** What the task asks **
Below are the lines to check; count those holding the string "regulatory" and give only the number.
=====
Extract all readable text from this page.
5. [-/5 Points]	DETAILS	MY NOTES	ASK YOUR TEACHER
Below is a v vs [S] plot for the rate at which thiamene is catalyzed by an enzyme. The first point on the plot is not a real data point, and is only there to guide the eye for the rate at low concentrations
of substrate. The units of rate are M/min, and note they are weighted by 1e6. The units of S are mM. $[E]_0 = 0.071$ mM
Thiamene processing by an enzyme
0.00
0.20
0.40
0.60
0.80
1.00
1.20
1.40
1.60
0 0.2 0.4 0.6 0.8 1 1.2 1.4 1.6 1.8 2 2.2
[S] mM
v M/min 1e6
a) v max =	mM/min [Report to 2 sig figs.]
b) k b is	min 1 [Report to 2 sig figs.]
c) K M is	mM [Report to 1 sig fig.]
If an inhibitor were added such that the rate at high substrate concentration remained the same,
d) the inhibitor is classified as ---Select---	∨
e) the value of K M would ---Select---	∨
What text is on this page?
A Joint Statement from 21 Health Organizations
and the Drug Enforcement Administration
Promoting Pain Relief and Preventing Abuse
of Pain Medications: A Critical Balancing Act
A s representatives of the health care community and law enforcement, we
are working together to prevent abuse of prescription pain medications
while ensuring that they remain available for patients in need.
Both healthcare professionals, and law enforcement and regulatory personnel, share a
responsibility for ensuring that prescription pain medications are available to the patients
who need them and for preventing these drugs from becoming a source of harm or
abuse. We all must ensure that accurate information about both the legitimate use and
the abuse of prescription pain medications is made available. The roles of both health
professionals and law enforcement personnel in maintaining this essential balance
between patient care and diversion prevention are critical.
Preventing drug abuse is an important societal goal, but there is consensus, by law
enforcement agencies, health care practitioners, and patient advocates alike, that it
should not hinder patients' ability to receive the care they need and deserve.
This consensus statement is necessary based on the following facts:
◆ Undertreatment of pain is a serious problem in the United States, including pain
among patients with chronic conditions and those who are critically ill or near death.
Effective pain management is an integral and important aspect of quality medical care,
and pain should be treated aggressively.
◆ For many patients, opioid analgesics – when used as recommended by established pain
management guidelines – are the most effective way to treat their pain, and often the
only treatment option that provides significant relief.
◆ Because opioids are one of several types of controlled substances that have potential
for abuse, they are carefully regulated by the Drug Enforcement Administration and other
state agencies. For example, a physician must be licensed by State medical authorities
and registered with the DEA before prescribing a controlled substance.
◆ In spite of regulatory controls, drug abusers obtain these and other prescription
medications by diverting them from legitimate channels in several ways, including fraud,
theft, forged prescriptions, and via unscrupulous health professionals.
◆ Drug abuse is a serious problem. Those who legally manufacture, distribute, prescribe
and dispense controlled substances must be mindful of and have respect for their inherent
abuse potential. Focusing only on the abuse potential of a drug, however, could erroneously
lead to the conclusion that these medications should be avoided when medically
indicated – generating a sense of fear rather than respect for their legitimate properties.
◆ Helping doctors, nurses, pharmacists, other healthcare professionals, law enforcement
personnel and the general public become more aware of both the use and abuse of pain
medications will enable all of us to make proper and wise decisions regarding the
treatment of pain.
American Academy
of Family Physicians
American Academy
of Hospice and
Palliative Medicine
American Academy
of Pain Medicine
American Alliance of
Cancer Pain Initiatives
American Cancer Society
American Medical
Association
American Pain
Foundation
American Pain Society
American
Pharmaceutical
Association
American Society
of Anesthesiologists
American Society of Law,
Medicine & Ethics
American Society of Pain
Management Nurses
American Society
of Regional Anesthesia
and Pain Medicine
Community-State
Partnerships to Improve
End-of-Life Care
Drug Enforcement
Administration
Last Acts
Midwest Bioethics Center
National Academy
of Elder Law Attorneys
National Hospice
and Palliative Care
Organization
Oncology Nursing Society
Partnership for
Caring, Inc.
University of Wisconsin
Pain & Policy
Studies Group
=====
** The answer **
2